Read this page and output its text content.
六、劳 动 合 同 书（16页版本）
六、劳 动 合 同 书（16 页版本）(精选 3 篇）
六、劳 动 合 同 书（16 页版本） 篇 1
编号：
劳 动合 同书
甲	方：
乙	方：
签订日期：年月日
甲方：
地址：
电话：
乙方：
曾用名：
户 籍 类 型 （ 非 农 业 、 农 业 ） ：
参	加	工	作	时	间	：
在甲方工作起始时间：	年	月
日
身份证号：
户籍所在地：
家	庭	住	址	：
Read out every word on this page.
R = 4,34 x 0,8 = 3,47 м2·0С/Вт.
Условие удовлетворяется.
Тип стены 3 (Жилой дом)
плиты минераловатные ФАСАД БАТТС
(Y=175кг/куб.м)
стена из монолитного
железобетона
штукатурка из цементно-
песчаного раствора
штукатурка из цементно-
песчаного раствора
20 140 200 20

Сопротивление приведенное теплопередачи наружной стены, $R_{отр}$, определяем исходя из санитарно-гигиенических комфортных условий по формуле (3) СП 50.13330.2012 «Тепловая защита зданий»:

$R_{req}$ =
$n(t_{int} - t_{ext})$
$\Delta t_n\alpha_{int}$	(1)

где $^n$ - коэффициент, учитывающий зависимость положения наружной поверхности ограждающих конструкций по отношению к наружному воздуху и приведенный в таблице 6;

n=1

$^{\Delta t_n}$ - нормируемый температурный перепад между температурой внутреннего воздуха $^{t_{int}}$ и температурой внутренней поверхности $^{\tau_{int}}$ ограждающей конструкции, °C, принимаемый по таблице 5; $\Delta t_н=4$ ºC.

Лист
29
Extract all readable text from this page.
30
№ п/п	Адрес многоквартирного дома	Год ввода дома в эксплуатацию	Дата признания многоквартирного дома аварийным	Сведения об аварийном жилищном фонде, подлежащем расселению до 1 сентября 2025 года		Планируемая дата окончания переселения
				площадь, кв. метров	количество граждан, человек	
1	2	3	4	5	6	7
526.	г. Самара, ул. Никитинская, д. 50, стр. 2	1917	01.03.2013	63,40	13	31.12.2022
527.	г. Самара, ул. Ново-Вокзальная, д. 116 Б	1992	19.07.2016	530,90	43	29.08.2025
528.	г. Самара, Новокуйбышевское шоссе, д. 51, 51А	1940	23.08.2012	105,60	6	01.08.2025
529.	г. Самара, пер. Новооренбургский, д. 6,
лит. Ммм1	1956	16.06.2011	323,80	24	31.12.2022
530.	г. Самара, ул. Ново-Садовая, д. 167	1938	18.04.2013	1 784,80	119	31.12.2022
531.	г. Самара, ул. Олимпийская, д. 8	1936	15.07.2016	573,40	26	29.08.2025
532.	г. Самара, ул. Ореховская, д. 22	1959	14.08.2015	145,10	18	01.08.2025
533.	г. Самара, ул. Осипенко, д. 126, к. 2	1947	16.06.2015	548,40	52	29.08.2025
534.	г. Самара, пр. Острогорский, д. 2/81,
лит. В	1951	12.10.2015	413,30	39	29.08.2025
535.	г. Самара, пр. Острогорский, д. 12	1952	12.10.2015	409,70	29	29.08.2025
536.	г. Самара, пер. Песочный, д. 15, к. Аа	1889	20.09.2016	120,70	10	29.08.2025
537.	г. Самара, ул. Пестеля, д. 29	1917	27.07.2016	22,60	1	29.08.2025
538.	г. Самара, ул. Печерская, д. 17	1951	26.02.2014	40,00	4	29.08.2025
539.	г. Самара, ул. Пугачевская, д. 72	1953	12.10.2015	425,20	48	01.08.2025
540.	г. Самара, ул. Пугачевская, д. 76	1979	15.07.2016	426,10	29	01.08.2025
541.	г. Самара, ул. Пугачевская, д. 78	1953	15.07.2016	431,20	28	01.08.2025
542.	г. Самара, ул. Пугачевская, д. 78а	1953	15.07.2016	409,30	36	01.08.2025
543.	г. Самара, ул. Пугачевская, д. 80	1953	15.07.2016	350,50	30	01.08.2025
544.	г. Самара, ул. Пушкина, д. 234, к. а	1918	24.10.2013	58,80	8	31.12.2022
********************
- TASK -
Please repeat the listing above in full and exactly.

- RESULT OF THIS EXERCISE -
Read this page and output its text content.
六、劳 动 合 同 书（16页版本）
六、劳 动 合 同 书（16 页版本）(精选 3 篇）
六、劳 动 合 同 书（16 页版本） 篇 1
编号：
劳 动合 同书
甲	方：
乙	方：
签订日期：年月日
甲方：
地址：
电话：
乙方：
曾用名：
户 籍 类 型 （ 非 农 业 、 农 业 ） ：
参	加	工	作	时	间	：
在甲方工作起始时间：	年	月
日
身份证号：
户籍所在地：
家	庭	住	址	：
Read out every word on this page.
R = 4,34 x 0,8 = 3,47 м2·0С/Вт.
Условие удовлетворяется.
Тип стены 3 (Жилой дом)
плиты минераловатные ФАСАД БАТТС
(Y=175кг/куб.м)
стена из монолитного
железобетона
штукатурка из цементно-
песчаного раствора
штукатурка из цементно-
песчаного раствора
20 140 200 20

Сопротивление приведенное теплопередачи наружной стены, $R_{отр}$, определяем исходя из санитарно-гигиенических комфортных условий по формуле (3) СП 50.13330.2012 «Тепловая защита зданий»:

$R_{req}$ =
$n(t_{int} - t_{ext})$
$\Delta t_n\alpha_{int}$	(1)

где $^n$ - коэффициент, учитывающий зависимость положения наружной поверхности ограждающих конструкций по отношению к наружному воздуху и приведенный в таблице 6;

n=1

$^{\Delta t_n}$ - нормируемый температурный перепад между температурой внутреннего воздуха $^{t_{int}}$ и температурой внутренней поверхности $^{\tau_{int}}$ ограждающей конструкции, °C, принимаемый по таблице 5; $\Delta t_н=4$ ºC.

Лист
29
Extract all readable text from this page.
30
№ п/п	Адрес многоквартирного дома	Год ввода дома в эксплуатацию	Дата признания многоквартирного дома аварийным	Сведения об аварийном жилищном фонде, подлежащем расселению до 1 сентября 2025 года		Планируемая дата окончания переселения
				площадь, кв. метров	количество граждан, человек	
1	2	3	4	5	6	7
526.	г. Самара, ул. Никитинская, д. 50, стр. 2	1917	01.03.2013	63,40	13	31.12.2022
527.	г. Самара, ул. Ново-Вокзальная, д. 116 Б	1992	19.07.2016	530,90	43	29.08.2025
528.	г. Самара, Новокуйбышевское шоссе, д. 51, 51А	1940	23.08.2012	105,60	6	01.08.2025
529.	г. Самара, пер. Новооренбургский, д. 6,
лит. Ммм1	1956	16.06.2011	323,80	24	31.12.2022
530.	г. Самара, ул. Ново-Садовая, д. 167	1938	18.04.2013	1 784,80	119	31.12.2022
531.	г. Самара, ул. Олимпийская, д. 8	1936	15.07.2016	573,40	26	29.08.2025
532.	г. Самара, ул. Ореховская, д. 22	1959	14.08.2015	145,10	18	01.08.2025
533.	г. Самара, ул. Осипенко, д. 126, к. 2	1947	16.06.2015	548,40	52	29.08.2025
534.	г. Самара, пр. Острогорский, д. 2/81,
лит. В	1951	12.10.2015	413,30	39	29.08.2025
535.	г. Самара, пр. Острогорский, д. 12	1952	12.10.2015	409,70	29	29.08.2025
536.	г. Самара, пер. Песочный, д. 15, к. Аа	1889	20.09.2016	120,70	10	29.08.2025
537.	г. Самара, ул. Пестеля, д. 29	1917	27.07.2016	22,60	1	29.08.2025
538.	г. Самара, ул. Печерская, д. 17	1951	26.02.2014	40,00	4	29.08.2025
539.	г. Самара, ул. Пугачевская, д. 72	1953	12.10.2015	425,20	48	01.08.2025
540.	г. Самара, ул. Пугачевская, д. 76	1979	15.07.2016	426,10	29	01.08.2025
541.	г. Самара, ул. Пугачевская, д. 78	1953	15.07.2016	431,20	28	01.08.2025
542.	г. Самара, ул. Пугачевская, д. 78а	1953	15.07.2016	409,30	36	01.08.2025
543.	г. Самара, ул. Пугачевская, д. 80	1953	15.07.2016	350,50	30	01.08.2025
544.	г. Самара, ул. Пушкина, д. 234, к. а	1918	24.10.2013	58,80	8	31.12.2022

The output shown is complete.